(Figure dataset records)

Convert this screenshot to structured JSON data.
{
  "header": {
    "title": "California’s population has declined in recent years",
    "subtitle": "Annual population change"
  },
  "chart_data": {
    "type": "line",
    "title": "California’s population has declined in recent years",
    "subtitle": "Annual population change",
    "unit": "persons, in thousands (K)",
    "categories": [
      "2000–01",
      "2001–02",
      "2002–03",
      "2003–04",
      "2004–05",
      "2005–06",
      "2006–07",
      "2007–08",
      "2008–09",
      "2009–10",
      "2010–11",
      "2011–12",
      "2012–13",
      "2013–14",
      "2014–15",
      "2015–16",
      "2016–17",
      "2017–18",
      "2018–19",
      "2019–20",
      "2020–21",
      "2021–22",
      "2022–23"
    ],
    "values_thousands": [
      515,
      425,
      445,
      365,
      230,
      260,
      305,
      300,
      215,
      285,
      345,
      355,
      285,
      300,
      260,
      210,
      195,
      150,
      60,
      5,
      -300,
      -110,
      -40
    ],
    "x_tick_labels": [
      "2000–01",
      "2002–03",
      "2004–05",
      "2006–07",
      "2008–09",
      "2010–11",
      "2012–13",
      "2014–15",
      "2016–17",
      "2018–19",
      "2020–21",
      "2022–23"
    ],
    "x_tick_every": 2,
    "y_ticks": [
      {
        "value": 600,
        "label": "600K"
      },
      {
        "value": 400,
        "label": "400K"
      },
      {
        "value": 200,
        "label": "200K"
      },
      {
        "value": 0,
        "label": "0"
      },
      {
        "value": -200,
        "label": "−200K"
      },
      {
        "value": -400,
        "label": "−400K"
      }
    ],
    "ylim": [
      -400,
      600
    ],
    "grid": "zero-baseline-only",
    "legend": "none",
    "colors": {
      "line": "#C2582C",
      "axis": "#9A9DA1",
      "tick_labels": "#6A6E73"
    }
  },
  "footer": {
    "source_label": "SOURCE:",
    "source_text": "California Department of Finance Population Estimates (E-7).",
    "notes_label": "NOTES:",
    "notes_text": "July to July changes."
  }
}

▶ **Stated exercise**
Nothing in the listing may be changed; retype it all exactly.

▶ **Written response**
Convert this screenshot to structured JSON data.
{
  "header": {
    "title": "California’s population has declined in recent years",
    "subtitle": "Annual population change"
  },
  "chart_data": {
    "type": "line",
    "title": "California’s population has declined in recent years",
    "subtitle": "Annual population change",
    "unit": "persons, in thousands (K)",
    "categories": [
      "2000–01",
      "2001–02",
      "2002–03",
      "2003–04",
      "2004–05",
      "2005–06",
      "2006–07",
      "2007–08",
      "2008–09",
      "2009–10",
      "2010–11",
      "2011–12",
      "2012–13",
      "2013–14",
      "2014–15",
      "2015–16",
      "2016–17",
      "2017–18",
      "2018–19",
      "2019–20",
      "2020–21",
      "2021–22",
      "2022–23"
    ],
    "values_thousands": [
      515,
      425,
      445,
      365,
      230,
      260,
      305,
      300,
      215,
      285,
      345,
      355,
      285,
      300,
      260,
      210,
      195,
      150,
      60,
      5,
      -300,
      -110,
      -40
    ],
    "x_tick_labels": [
      "2000–01",
      "2002–03",
      "2004–05",
      "2006–07",
      "2008–09",
      "2010–11",
      "2012–13",
      "2014–15",
      "2016–17",
      "2018–19",
      "2020–21",
      "2022–23"
    ],
    "x_tick_every": 2,
    "y_ticks": [
      {
        "value": 600,
        "label": "600K"
      },
      {
        "value": 400,
        "label": "400K"
      },
      {
        "value": 200,
        "label": "200K"
      },
      {
        "value": 0,
        "label": "0"
      },
      {
        "value": -200,
        "label": "−200K"
      },
      {
        "value": -400,
        "label": "−400K"
      }
    ],
    "ylim": [
      -400,
      600
    ],
    "grid": "zero-baseline-only",
    "legend": "none",
    "colors": {
      "line": "#C2582C",
      "axis": "#9A9DA1",
      "tick_labels": "#6A6E73"
    }
  },
  "footer": {
    "source_label": "SOURCE:",
    "source_text": "California Department of Finance Population Estimates (E-7).",
    "notes_label": "NOTES:",
    "notes_text": "July to July changes."
  }
}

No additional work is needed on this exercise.